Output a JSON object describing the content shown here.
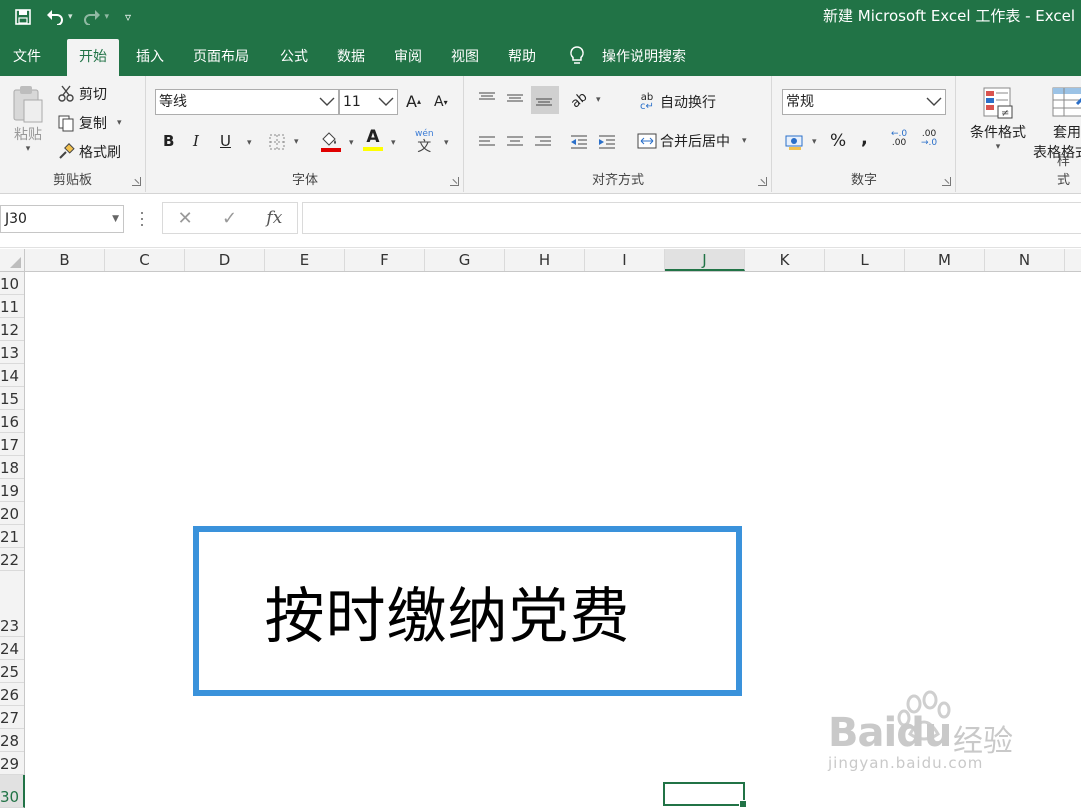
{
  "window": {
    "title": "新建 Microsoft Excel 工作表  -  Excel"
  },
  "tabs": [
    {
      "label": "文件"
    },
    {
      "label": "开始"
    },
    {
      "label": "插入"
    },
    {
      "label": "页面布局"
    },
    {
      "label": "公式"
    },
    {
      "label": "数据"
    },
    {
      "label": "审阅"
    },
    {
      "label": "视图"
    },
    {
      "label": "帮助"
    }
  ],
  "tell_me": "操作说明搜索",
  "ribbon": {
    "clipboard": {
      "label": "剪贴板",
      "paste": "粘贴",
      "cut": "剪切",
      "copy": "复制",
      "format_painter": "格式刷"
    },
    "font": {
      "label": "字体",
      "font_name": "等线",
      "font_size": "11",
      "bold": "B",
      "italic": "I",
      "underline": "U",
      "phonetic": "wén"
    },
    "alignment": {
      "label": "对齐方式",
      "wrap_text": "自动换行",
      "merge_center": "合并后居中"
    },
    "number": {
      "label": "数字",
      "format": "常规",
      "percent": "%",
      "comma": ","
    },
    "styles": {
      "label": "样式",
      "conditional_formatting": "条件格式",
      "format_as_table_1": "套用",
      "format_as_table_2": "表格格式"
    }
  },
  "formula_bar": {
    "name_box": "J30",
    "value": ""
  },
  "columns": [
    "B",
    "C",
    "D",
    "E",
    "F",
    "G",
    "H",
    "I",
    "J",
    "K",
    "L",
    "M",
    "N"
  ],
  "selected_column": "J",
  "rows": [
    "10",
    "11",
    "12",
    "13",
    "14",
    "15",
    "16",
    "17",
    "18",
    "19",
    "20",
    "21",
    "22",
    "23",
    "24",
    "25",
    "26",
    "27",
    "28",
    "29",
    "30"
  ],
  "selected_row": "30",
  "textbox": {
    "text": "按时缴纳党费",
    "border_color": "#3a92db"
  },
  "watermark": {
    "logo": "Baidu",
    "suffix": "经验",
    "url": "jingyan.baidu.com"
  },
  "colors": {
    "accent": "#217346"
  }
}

- - -

§ WHAT IS BEING ASKED:
Copy the records above exactly, omitting every picture.

§ WRITTEN REPLY:
Output a JSON object describing the content shown here.
{
  "window": {
    "title": "新建 Microsoft Excel 工作表  -  Excel"
  },
  "tabs": [
    {
      "label": "文件"
    },
    {
      "label": "开始"
    },
    {
      "label": "插入"
    },
    {
      "label": "页面布局"
    },
    {
      "label": "公式"
    },
    {
      "label": "数据"
    },
    {
      "label": "审阅"
    },
    {
      "label": "视图"
    },
    {
      "label": "帮助"
    }
  ],
  "tell_me": "操作说明搜索",
  "ribbon": {
    "clipboard": {
      "label": "剪贴板",
      "paste": "粘贴",
      "cut": "剪切",
      "copy": "复制",
      "format_painter": "格式刷"
    },
    "font": {
      "label": "字体",
      "font_name": "等线",
      "font_size": "11",
      "bold": "B",
      "italic": "I",
      "underline": "U",
      "phonetic": "wén"
    },
    "alignment": {
      "label": "对齐方式",
      "wrap_text": "自动换行",
      "merge_center": "合并后居中"
    },
    "number": {
      "label": "数字",
      "format": "常规",
      "percent": "%",
      "comma": ","
    },
    "styles": {
      "label": "样式",
      "conditional_formatting": "条件格式",
      "format_as_table_1": "套用",
      "format_as_table_2": "表格格式"
    }
  },
  "formula_bar": {
    "name_box": "J30",
    "value": ""
  },
  "columns": [
    "B",
    "C",
    "D",
    "E",
    "F",
    "G",
    "H",
    "I",
    "J",
    "K",
    "L",
    "M",
    "N"
  ],
  "selected_column": "J",
  "rows": [
    "10",
    "11",
    "12",
    "13",
    "14",
    "15",
    "16",
    "17",
    "18",
    "19",
    "20",
    "21",
    "22",
    "23",
    "24",
    "25",
    "26",
    "27",
    "28",
    "29",
    "30"
  ],
  "selected_row": "30",
  "textbox": {
    "text": "按时缴纳党费",
    "border_color": "#3a92db"
  },
  "watermark": {
    "logo": "Baidu",
    "suffix": "经验",
    "url": "jingyan.baidu.com"
  },
  "colors": {
    "accent": "#217346"
  }
}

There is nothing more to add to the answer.